:: Records for processing ::
— START —
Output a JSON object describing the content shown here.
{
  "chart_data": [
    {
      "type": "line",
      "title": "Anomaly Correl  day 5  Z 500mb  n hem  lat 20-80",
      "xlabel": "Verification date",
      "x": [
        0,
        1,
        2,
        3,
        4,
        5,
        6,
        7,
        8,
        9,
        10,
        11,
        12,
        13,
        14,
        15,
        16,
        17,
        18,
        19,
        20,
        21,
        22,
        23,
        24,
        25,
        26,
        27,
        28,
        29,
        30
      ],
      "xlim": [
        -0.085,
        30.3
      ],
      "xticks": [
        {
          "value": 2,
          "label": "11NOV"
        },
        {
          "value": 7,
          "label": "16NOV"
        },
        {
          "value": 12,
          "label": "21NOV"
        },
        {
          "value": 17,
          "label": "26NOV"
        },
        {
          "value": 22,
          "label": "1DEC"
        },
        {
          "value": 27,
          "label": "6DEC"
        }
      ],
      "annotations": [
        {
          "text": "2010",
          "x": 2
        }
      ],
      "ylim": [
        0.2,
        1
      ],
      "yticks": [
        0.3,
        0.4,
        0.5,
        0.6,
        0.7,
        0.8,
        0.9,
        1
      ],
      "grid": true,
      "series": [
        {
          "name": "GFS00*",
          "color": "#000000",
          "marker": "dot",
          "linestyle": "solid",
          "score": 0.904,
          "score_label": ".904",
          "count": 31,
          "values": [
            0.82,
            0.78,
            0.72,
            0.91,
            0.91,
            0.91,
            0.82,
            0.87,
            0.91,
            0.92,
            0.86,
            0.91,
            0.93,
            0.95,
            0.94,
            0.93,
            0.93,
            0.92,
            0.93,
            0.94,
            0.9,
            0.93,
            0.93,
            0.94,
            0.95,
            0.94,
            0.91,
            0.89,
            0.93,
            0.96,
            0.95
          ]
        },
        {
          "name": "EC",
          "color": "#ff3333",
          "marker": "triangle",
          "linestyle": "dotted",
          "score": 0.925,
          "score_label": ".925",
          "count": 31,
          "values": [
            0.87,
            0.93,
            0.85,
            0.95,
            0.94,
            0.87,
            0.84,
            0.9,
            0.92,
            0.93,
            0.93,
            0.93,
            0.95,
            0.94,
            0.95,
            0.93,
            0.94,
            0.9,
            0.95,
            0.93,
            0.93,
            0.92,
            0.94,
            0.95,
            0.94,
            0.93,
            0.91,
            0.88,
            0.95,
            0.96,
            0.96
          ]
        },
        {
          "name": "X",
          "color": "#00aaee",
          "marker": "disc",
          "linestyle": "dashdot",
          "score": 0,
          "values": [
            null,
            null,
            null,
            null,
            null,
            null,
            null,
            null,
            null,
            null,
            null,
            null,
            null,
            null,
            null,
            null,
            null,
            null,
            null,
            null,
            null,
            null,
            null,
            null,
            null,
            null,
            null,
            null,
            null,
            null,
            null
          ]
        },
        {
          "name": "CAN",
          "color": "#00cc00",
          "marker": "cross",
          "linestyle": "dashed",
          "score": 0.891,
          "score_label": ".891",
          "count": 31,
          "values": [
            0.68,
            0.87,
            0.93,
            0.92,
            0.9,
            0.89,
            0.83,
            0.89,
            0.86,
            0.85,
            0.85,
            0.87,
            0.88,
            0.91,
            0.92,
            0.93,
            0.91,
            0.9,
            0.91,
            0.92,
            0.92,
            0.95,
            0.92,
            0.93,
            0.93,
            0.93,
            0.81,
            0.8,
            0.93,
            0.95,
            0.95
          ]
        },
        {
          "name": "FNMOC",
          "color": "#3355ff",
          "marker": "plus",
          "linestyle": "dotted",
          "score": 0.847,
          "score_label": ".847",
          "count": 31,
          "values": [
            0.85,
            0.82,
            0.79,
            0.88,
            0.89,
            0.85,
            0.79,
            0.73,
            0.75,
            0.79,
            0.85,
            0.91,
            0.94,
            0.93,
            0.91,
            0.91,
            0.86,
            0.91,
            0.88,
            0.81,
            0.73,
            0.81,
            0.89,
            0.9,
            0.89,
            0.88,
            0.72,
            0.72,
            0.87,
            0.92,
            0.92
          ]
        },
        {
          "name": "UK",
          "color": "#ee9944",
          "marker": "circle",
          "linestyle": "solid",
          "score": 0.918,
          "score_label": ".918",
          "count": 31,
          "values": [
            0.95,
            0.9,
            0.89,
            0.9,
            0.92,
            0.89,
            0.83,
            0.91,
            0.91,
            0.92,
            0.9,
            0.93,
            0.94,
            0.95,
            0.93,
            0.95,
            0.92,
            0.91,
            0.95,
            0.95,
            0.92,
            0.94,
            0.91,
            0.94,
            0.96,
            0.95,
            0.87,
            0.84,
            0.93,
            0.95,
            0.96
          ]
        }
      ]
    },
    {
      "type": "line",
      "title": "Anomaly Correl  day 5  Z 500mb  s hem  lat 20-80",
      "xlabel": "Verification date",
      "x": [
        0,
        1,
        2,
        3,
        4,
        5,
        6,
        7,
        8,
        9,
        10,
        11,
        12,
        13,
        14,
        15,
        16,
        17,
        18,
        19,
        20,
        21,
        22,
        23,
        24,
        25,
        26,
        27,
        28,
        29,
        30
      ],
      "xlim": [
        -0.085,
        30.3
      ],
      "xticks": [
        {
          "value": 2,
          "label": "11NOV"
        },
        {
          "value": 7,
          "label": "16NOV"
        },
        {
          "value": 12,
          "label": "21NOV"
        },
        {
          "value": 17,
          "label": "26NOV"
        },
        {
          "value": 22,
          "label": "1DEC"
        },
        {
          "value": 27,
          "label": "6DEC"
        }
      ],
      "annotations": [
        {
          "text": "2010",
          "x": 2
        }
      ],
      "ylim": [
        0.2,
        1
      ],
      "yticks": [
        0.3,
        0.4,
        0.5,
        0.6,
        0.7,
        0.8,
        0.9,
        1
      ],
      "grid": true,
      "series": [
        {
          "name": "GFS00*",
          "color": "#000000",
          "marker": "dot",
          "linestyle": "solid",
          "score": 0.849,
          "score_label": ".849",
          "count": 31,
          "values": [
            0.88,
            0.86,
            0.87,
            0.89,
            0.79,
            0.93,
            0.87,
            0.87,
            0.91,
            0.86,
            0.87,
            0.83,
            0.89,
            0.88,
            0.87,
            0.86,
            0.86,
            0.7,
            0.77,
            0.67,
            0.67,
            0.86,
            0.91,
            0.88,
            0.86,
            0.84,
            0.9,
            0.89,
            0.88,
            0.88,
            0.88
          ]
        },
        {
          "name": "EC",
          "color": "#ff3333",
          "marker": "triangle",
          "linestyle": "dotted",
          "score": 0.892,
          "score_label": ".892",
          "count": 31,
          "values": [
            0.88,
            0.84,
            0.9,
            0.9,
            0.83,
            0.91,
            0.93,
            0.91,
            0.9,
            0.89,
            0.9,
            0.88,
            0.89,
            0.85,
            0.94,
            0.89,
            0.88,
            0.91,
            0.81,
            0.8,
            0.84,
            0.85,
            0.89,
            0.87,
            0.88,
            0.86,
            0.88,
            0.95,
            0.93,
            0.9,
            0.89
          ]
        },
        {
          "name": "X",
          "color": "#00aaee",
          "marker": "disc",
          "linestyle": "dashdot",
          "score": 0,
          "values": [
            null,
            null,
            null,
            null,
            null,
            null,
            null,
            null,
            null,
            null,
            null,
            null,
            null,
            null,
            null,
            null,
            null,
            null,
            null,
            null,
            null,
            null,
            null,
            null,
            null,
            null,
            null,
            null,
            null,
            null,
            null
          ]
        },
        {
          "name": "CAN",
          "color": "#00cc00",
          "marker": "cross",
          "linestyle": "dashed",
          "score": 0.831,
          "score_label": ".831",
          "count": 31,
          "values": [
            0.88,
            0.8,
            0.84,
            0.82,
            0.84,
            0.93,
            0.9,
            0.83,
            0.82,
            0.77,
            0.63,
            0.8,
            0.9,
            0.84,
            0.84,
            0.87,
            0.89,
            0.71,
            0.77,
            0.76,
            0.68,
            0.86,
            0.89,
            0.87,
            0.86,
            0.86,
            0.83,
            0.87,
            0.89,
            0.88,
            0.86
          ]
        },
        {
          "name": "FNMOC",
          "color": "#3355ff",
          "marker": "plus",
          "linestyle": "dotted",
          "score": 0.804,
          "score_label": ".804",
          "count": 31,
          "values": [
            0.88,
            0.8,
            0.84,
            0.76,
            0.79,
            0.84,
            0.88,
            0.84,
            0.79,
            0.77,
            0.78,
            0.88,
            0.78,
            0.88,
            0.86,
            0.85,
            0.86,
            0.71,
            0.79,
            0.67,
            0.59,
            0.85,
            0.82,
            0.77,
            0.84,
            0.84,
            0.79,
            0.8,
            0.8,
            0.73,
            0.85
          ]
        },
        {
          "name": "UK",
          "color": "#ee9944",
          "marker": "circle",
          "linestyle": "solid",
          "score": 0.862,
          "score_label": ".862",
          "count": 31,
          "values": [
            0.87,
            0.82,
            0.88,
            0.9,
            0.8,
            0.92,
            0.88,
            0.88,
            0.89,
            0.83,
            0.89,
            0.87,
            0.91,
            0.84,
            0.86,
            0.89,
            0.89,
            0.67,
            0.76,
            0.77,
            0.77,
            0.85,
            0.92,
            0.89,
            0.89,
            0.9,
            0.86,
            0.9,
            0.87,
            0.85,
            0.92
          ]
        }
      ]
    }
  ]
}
— END —
Search the data for the string "Anomaly". List each line that has it.

:: Task answer ::
      "title": "Anomaly Correl  day 5  Z 500mb  n hem  lat 20-80",
      "title": "Anomaly Correl  day 5  Z 500mb  s hem  lat 20-80",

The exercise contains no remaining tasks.